= TO DO =
Your task is to quote the material that follows, in full and exactly.
----- DATA RECORDS -----
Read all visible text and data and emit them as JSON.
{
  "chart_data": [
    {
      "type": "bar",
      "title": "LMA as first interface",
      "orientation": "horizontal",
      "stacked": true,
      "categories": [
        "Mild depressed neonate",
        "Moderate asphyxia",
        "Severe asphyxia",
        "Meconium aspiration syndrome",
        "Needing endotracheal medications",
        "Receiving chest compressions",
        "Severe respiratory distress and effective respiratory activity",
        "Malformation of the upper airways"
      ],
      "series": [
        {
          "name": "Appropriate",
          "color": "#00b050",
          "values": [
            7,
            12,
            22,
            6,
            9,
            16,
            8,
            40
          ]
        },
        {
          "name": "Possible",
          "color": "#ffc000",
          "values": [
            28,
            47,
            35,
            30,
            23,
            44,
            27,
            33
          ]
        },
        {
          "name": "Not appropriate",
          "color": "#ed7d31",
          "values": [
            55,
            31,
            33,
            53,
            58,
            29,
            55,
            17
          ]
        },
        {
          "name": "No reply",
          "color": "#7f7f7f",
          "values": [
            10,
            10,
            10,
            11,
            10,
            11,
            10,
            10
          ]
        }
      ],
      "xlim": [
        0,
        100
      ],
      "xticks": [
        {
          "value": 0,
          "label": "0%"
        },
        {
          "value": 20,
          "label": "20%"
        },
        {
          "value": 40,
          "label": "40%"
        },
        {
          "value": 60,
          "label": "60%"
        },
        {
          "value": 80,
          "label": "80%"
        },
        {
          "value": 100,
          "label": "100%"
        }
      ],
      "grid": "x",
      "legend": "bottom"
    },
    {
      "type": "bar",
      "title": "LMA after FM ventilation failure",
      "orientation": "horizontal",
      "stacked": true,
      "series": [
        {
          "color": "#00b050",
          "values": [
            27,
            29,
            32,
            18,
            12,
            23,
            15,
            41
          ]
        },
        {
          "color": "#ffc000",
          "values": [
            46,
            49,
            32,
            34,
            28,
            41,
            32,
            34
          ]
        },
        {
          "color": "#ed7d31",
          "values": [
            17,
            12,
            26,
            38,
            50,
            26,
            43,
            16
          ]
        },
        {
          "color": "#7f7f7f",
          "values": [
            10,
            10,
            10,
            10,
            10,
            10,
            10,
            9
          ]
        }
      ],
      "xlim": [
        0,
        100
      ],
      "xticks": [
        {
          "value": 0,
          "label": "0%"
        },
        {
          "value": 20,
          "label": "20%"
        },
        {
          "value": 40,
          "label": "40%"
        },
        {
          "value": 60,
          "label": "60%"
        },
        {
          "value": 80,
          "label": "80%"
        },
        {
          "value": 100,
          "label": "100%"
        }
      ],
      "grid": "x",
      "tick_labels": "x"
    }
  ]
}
-----
= SOLUTION TO THE EXERCISE =
Read all visible text and data and emit them as JSON.
{
  "chart_data": [
    {
      "type": "bar",
      "title": "LMA as first interface",
      "orientation": "horizontal",
      "stacked": true,
      "categories": [
        "Mild depressed neonate",
        "Moderate asphyxia",
        "Severe asphyxia",
        "Meconium aspiration syndrome",
        "Needing endotracheal medications",
        "Receiving chest compressions",
        "Severe respiratory distress and effective respiratory activity",
        "Malformation of the upper airways"
      ],
      "series": [
        {
          "name": "Appropriate",
          "color": "#00b050",
          "values": [
            7,
            12,
            22,
            6,
            9,
            16,
            8,
            40
          ]
        },
        {
          "name": "Possible",
          "color": "#ffc000",
          "values": [
            28,
            47,
            35,
            30,
            23,
            44,
            27,
            33
          ]
        },
        {
          "name": "Not appropriate",
          "color": "#ed7d31",
          "values": [
            55,
            31,
            33,
            53,
            58,
            29,
            55,
            17
          ]
        },
        {
          "name": "No reply",
          "color": "#7f7f7f",
          "values": [
            10,
            10,
            10,
            11,
            10,
            11,
            10,
            10
          ]
        }
      ],
      "xlim": [
        0,
        100
      ],
      "xticks": [
        {
          "value": 0,
          "label": "0%"
        },
        {
          "value": 20,
          "label": "20%"
        },
        {
          "value": 40,
          "label": "40%"
        },
        {
          "value": 60,
          "label": "60%"
        },
        {
          "value": 80,
          "label": "80%"
        },
        {
          "value": 100,
          "label": "100%"
        }
      ],
      "grid": "x",
      "legend": "bottom"
    },
    {
      "type": "bar",
      "title": "LMA after FM ventilation failure",
      "orientation": "horizontal",
      "stacked": true,
      "series": [
        {
          "color": "#00b050",
          "values": [
            27,
            29,
            32,
            18,
            12,
            23,
            15,
            41
          ]
        },
        {
          "color": "#ffc000",
          "values": [
            46,
            49,
            32,
            34,
            28,
            41,
            32,
            34
          ]
        },
        {
          "color": "#ed7d31",
          "values": [
            17,
            12,
            26,
            38,
            50,
            26,
            43,
            16
          ]
        },
        {
          "color": "#7f7f7f",
          "values": [
            10,
            10,
            10,
            10,
            10,
            10,
            10,
            9
          ]
        }
      ],
      "xlim": [
        0,
        100
      ],
      "xticks": [
        {
          "value": 0,
          "label": "0%"
        },
        {
          "value": 20,
          "label": "20%"
        },
        {
          "value": 40,
          "label": "40%"
        },
        {
          "value": 60,
          "label": "60%"
        },
        {
          "value": 80,
          "label": "80%"
        },
        {
          "value": 100,
          "label": "100%"
        }
      ],
      "grid": "x",
      "tick_labels": "x"
    }
  ]
}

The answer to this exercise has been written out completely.